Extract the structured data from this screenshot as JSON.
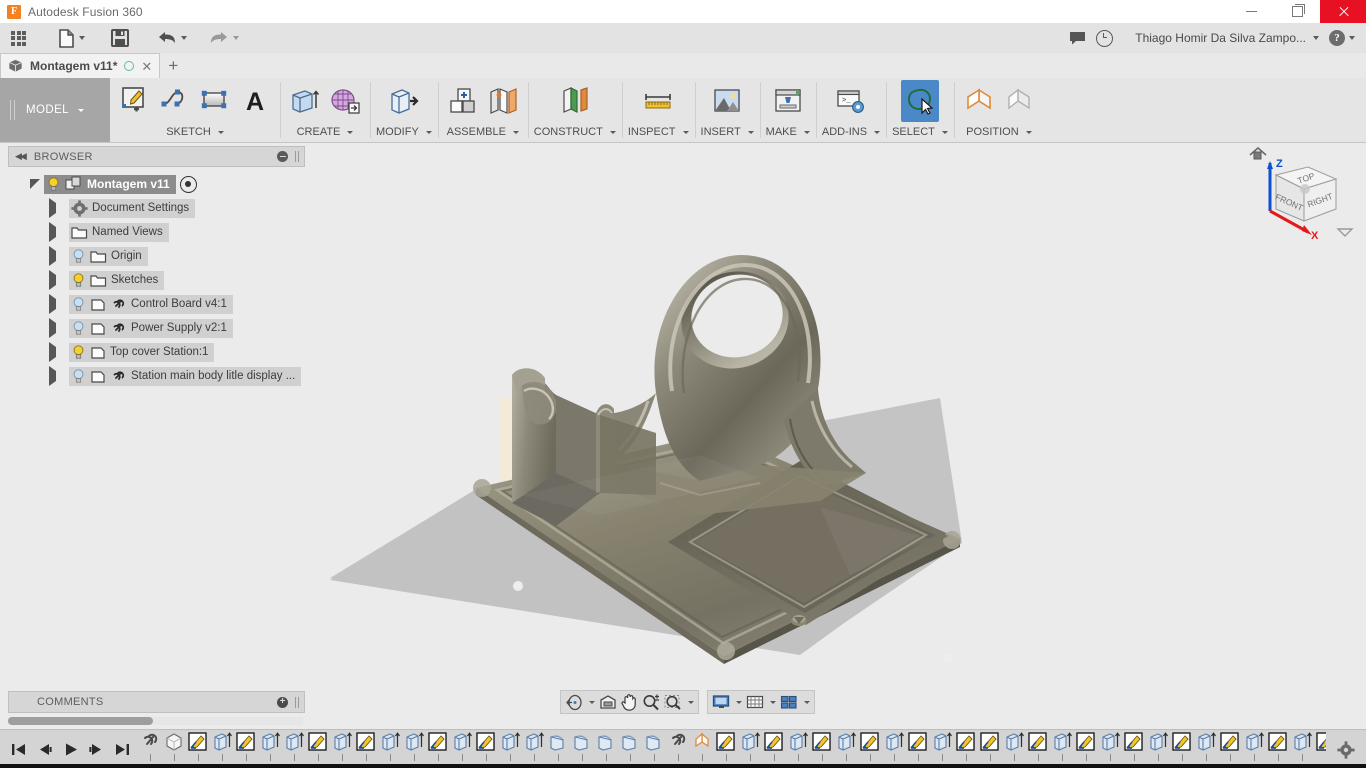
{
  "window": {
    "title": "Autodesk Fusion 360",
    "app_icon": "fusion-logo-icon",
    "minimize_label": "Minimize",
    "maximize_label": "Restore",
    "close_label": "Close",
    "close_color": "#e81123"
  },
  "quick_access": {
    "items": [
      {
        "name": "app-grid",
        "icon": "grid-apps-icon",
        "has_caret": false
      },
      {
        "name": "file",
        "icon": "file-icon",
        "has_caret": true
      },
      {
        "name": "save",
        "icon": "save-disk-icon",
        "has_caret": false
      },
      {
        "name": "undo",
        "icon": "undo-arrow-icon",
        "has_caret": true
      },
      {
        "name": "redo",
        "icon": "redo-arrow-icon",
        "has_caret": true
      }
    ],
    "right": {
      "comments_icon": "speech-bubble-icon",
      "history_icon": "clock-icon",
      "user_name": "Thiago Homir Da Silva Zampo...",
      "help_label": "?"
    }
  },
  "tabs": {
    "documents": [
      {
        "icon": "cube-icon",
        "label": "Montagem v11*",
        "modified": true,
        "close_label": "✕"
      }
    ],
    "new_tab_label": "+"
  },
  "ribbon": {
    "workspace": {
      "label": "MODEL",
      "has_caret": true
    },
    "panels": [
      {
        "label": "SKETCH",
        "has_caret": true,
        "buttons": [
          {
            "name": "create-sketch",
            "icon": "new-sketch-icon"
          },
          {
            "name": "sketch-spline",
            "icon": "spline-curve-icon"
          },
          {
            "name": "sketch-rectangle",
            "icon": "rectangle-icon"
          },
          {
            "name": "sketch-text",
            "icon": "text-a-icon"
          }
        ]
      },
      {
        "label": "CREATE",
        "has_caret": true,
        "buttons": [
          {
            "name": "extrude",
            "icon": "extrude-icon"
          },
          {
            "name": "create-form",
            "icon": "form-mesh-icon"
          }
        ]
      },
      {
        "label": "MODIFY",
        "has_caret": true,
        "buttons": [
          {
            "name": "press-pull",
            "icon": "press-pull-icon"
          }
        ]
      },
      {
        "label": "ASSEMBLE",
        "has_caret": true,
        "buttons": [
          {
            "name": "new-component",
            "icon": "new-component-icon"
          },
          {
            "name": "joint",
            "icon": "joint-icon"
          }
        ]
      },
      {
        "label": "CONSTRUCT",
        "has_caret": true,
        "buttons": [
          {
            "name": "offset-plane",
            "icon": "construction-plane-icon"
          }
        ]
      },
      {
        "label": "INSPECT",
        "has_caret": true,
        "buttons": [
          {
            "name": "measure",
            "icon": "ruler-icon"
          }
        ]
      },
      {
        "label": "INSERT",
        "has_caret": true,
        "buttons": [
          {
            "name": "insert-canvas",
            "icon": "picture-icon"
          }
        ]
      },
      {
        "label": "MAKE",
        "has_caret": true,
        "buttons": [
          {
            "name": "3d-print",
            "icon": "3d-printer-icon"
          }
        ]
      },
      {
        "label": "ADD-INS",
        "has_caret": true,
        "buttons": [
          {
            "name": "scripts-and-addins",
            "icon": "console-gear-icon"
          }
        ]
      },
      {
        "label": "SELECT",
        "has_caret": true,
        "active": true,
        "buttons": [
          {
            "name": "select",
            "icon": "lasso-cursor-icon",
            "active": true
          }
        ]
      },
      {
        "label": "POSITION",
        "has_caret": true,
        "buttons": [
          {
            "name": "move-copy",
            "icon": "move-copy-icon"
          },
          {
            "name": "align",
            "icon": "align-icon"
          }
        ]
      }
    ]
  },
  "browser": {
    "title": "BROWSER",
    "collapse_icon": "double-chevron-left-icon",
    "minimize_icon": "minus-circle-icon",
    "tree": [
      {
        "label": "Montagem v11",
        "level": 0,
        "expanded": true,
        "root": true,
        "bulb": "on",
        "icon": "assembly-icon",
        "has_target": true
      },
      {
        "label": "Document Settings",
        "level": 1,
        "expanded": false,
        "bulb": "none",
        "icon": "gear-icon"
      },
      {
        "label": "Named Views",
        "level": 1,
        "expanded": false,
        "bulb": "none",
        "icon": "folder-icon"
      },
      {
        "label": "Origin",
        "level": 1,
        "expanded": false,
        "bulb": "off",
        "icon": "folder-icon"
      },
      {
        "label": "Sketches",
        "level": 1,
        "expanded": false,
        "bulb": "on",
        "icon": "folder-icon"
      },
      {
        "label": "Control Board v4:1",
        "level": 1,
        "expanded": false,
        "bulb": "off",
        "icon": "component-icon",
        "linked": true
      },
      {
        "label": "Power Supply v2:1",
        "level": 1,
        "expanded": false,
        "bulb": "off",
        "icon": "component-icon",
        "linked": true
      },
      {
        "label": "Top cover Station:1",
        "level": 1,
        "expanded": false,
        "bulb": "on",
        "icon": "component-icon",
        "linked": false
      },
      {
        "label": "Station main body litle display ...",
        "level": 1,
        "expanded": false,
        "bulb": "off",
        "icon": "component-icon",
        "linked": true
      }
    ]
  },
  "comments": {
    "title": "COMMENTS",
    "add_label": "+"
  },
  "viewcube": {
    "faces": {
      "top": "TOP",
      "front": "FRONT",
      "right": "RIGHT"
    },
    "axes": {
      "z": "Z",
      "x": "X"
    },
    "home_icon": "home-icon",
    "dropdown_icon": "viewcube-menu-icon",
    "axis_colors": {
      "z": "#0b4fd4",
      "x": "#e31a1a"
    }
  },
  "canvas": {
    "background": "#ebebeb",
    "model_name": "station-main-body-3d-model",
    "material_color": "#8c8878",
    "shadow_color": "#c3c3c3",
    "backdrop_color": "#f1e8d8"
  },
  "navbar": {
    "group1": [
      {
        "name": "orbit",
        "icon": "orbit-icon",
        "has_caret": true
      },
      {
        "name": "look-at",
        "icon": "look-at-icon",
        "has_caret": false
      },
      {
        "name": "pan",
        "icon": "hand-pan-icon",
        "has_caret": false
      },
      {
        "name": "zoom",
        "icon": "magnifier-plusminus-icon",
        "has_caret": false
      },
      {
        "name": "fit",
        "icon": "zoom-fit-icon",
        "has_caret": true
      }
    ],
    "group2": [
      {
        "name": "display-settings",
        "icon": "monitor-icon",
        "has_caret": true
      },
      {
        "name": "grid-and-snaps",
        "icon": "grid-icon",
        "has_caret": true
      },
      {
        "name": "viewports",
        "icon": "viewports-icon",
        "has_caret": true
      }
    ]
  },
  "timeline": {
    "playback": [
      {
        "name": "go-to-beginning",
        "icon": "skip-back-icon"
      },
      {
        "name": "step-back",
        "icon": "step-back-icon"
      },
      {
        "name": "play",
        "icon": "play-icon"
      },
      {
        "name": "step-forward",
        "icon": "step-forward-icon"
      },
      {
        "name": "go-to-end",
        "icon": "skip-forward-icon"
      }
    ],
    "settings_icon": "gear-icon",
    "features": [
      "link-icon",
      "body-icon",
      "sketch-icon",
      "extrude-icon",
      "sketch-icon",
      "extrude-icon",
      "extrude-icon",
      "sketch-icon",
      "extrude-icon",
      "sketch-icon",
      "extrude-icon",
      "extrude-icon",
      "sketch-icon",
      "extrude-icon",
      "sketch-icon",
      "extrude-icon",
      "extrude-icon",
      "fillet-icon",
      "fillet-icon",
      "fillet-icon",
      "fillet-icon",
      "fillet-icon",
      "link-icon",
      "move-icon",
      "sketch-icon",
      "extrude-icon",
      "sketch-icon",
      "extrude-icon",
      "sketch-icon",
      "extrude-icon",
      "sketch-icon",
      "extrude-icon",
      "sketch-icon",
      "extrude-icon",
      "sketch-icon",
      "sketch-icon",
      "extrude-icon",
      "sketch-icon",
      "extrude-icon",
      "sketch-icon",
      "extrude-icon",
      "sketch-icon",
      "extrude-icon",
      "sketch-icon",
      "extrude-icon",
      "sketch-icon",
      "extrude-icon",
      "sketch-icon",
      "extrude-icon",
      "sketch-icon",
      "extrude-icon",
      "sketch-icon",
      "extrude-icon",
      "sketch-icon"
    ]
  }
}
--
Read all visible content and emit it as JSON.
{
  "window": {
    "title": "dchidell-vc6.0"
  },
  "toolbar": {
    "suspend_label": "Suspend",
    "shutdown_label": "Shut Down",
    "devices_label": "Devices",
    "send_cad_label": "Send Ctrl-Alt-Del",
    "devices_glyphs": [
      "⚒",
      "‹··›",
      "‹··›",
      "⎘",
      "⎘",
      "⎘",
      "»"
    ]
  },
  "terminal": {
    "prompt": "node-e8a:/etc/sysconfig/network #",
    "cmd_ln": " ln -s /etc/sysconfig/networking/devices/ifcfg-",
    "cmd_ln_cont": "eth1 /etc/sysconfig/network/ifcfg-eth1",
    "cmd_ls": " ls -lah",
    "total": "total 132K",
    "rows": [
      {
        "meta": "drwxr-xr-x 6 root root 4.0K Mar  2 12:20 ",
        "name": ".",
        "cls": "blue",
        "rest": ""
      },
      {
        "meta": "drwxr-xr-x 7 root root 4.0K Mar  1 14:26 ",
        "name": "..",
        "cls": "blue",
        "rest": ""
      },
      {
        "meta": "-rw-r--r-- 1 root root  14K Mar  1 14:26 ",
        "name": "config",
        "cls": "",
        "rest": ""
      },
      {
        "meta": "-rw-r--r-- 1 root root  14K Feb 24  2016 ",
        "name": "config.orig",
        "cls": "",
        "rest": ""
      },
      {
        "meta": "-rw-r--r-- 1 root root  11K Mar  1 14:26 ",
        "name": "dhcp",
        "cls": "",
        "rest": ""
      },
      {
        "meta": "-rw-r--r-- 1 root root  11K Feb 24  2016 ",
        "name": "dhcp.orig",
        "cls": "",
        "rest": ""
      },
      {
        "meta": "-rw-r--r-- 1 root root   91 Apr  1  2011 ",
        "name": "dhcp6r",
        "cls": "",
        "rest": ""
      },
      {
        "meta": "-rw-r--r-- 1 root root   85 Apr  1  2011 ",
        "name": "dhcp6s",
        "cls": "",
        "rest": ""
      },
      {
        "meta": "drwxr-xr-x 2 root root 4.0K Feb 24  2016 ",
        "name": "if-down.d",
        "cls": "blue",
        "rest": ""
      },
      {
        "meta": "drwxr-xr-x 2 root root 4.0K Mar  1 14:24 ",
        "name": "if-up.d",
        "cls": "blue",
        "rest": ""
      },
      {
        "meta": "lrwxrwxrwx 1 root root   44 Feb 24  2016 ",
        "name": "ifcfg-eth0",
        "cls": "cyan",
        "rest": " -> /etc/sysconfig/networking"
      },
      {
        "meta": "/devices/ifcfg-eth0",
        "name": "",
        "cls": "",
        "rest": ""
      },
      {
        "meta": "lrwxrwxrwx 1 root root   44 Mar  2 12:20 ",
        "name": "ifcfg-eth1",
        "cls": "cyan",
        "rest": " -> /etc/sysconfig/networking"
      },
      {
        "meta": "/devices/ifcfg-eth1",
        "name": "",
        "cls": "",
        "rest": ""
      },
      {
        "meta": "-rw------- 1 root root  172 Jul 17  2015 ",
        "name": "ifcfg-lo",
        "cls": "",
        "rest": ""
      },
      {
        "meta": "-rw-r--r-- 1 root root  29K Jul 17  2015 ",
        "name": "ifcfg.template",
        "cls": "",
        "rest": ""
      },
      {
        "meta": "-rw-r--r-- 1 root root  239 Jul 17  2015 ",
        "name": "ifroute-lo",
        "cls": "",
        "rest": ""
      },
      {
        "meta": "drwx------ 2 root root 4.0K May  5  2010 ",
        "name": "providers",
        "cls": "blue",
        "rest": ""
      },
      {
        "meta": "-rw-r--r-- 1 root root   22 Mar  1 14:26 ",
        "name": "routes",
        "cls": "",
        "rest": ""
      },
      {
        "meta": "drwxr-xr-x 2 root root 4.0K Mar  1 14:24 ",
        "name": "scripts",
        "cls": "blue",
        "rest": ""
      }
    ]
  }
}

WRITTEN INSTRUCTION: Examine the records and pull out every line where the string "drwxr" occurs.

RESPONSE TO THE EXERCISE:
        "meta": "drwxr-xr-x 6 root root 4.0K Mar  2 12:20 ",
        "meta": "drwxr-xr-x 7 root root 4.0K Mar  1 14:26 ",
        "meta": "drwxr-xr-x 2 root root 4.0K Feb 24  2016 ",
        "meta": "drwxr-xr-x 2 root root 4.0K Mar  1 14:24 ",
        "meta": "drwxr-xr-x 2 root root 4.0K Mar  1 14:24 ",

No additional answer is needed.